+++ Given records +++
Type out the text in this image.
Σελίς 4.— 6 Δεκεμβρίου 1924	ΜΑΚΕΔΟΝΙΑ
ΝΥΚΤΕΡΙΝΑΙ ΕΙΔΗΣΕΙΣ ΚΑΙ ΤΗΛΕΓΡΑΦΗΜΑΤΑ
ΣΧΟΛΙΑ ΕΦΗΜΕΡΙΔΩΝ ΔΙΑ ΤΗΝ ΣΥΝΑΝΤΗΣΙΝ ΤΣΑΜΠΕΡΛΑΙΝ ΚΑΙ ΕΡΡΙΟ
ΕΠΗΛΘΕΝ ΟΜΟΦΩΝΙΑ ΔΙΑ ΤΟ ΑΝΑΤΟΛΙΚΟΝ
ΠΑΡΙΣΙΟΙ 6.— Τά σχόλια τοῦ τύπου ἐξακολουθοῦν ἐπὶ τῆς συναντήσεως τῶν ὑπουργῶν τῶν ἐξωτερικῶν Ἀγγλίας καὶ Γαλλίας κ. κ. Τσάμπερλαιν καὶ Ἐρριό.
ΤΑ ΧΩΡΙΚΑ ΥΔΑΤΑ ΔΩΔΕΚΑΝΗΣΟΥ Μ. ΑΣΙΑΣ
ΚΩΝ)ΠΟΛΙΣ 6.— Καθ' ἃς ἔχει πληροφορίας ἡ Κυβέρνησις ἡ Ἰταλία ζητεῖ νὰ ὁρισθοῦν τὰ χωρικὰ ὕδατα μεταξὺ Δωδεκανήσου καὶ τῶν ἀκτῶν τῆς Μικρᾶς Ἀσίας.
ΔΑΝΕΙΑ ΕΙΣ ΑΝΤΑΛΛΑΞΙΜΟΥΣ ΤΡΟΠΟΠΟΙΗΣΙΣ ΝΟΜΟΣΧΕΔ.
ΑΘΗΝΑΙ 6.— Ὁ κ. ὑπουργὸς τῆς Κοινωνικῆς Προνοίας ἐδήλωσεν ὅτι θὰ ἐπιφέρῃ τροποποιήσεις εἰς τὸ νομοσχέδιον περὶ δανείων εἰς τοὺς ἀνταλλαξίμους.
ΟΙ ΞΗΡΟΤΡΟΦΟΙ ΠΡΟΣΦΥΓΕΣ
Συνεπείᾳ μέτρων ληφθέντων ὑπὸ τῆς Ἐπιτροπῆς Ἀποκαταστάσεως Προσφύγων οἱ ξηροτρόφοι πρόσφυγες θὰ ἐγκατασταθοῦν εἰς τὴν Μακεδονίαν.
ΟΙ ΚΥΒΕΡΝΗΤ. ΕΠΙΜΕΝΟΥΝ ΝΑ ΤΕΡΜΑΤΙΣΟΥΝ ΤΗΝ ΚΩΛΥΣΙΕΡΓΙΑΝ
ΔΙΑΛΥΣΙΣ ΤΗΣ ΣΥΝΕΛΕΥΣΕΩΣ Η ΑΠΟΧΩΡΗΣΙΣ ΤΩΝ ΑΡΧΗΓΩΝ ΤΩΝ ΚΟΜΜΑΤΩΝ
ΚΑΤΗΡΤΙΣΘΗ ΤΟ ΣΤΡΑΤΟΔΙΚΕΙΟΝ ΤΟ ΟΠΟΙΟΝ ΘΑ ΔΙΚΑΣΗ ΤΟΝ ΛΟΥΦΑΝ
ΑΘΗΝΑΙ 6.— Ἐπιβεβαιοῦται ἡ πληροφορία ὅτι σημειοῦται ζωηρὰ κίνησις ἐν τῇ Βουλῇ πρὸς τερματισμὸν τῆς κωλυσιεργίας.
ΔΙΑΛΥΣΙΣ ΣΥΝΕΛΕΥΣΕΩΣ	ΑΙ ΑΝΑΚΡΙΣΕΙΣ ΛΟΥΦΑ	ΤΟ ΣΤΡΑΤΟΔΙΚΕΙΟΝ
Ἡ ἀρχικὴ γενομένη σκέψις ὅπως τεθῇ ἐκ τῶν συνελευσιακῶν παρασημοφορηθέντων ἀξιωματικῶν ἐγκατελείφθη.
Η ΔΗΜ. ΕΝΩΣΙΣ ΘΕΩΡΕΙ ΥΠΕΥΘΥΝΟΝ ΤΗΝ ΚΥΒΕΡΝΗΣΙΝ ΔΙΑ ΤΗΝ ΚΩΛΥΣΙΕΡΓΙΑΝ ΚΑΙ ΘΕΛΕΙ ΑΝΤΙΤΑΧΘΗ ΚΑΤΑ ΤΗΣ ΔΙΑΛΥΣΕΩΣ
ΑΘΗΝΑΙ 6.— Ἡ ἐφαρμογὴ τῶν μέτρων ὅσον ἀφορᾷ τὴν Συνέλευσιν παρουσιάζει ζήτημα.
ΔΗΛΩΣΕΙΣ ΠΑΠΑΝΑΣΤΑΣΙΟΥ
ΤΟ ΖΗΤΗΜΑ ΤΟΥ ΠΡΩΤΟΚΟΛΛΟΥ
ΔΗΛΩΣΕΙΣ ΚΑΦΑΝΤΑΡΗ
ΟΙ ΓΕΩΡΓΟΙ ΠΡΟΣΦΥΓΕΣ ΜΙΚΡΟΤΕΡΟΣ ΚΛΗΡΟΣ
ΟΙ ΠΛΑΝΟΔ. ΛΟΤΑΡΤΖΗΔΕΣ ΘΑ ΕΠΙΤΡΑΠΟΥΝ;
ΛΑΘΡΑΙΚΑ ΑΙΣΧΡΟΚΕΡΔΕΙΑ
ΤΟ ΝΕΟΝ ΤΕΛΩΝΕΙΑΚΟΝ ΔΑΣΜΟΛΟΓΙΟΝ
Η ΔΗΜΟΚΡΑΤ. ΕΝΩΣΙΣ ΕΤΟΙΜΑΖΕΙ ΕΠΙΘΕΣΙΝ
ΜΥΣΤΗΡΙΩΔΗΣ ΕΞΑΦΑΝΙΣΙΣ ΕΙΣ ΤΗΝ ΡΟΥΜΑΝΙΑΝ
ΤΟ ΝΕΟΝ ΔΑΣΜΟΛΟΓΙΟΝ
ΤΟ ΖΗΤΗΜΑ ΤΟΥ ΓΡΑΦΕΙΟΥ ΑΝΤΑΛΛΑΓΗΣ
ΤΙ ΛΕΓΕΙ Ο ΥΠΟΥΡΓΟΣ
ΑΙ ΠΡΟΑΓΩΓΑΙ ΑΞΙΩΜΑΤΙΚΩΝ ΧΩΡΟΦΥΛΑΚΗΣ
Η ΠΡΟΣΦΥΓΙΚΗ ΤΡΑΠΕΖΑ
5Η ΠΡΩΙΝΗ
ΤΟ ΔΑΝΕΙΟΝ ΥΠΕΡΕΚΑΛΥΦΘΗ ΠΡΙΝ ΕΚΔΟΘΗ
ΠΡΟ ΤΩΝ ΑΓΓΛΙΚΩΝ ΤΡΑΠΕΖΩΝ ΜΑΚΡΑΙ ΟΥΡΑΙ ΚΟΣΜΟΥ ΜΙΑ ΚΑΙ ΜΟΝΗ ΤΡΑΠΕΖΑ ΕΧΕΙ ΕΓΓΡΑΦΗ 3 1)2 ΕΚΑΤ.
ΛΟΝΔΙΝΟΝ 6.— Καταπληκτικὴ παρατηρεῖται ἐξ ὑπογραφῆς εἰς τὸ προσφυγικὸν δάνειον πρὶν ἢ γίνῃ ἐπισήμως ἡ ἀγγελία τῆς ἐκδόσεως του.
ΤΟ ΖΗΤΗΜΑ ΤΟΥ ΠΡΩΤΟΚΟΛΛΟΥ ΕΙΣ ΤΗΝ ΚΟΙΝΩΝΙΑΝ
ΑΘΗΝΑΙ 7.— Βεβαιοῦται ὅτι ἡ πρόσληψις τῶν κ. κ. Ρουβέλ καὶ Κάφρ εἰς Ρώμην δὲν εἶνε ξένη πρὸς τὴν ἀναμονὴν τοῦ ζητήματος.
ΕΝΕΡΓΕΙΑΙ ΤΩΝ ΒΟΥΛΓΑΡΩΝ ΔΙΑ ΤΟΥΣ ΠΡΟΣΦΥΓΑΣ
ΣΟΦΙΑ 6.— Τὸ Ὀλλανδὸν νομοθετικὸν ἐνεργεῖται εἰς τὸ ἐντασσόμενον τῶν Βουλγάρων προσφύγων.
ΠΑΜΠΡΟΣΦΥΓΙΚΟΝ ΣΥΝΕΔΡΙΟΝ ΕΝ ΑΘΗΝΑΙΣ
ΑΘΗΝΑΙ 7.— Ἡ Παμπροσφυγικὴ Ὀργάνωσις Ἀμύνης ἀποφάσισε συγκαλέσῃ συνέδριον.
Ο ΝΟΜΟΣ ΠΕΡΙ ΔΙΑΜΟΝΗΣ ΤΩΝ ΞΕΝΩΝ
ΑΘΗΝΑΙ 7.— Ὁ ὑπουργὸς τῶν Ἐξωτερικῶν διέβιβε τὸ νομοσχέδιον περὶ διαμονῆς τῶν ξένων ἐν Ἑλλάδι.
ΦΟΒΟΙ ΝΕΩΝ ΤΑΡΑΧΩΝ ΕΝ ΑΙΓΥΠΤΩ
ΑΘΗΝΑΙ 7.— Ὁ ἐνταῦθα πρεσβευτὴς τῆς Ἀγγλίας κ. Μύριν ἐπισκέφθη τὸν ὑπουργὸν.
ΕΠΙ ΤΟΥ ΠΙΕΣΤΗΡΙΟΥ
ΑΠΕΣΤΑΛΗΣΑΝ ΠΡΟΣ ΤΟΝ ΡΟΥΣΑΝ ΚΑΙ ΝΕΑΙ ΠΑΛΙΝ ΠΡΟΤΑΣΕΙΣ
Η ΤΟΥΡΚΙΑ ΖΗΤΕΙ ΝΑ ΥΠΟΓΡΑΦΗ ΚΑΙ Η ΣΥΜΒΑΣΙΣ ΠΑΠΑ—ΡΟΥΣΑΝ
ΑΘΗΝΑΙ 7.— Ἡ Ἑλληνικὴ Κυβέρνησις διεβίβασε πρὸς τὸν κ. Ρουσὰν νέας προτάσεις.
+++
To be done
Look over the listing. Pull out every line with the string "ΣΥΝΕΛΕΥΣΕΩΣ" in it.

Solved problem
ΔΙΑΛΥΣΙΣ ΤΗΣ ΣΥΝΕΛΕΥΣΕΩΣ Η ΑΠΟΧΩΡΗΣΙΣ ΤΩΝ ΑΡΧΗΓΩΝ ΤΩΝ ΚΟΜΜΑΤΩΝ
ΔΙΑΛΥΣΙΣ ΣΥΝΕΛΕΥΣΕΩΣ	ΑΙ ΑΝΑΚΡΙΣΕΙΣ ΛΟΥΦΑ	ΤΟ ΣΤΡΑΤΟΔΙΚΕΙΟΝ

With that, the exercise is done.